▶ [WHAT YOU HAVE TO DO]:
Pull each line holding the word "Einstellungen" from the data.

▶ [SUPPLIED ENTRIES]:
┄┄┄┄┄┄
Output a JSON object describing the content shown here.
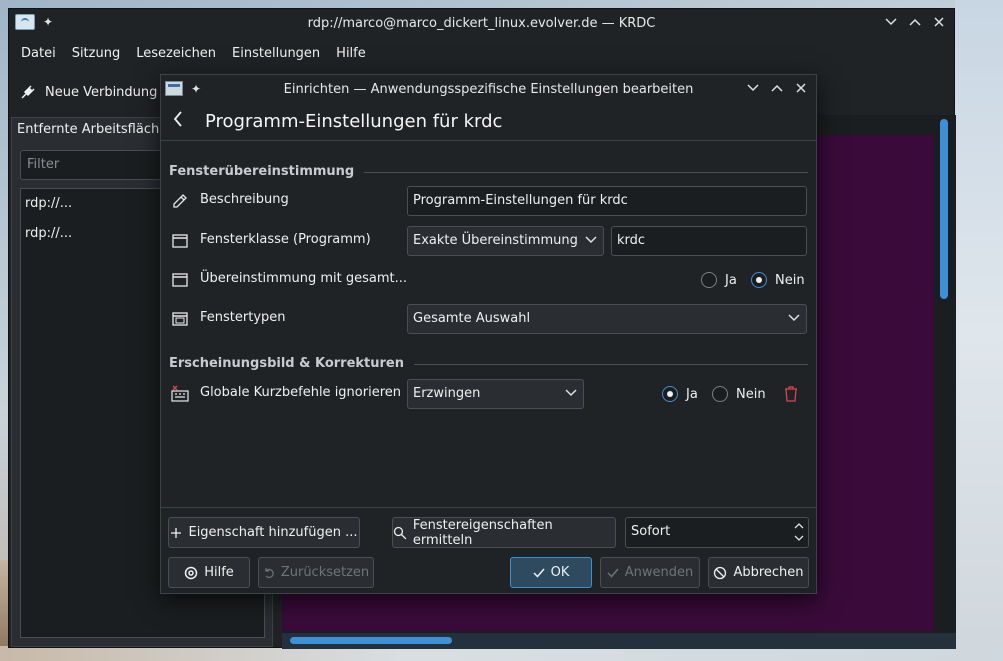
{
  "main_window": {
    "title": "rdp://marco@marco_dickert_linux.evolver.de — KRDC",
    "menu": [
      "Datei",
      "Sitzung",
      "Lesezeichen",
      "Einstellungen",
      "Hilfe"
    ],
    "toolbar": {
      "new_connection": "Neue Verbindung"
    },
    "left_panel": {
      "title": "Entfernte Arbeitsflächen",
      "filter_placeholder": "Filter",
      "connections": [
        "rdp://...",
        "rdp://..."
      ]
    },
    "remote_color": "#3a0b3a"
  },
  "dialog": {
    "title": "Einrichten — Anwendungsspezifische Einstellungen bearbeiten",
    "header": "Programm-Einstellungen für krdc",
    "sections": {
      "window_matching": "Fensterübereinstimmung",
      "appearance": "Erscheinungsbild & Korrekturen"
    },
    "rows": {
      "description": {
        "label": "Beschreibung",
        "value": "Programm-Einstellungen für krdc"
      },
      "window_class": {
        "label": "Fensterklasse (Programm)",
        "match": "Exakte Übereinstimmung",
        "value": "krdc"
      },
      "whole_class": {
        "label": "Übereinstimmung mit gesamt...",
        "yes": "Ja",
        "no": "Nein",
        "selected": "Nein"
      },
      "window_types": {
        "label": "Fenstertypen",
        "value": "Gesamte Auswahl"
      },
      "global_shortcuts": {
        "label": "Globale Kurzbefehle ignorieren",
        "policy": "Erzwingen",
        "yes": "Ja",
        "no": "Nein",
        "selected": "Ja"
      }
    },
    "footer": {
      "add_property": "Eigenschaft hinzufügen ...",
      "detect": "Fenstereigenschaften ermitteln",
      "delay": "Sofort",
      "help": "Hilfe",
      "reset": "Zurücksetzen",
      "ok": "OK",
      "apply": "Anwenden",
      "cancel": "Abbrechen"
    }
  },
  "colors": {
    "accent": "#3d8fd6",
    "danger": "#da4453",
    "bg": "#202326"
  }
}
┄┄┄┄┄┄
▶ [REPLY TO THE TASK]:
      "Einstellungen",
    "title": "Einrichten — Anwendungsspezifische Einstellungen bearbeiten",
    "header": "Programm-Einstellungen für krdc",
        "value": "Programm-Einstellungen für krdc"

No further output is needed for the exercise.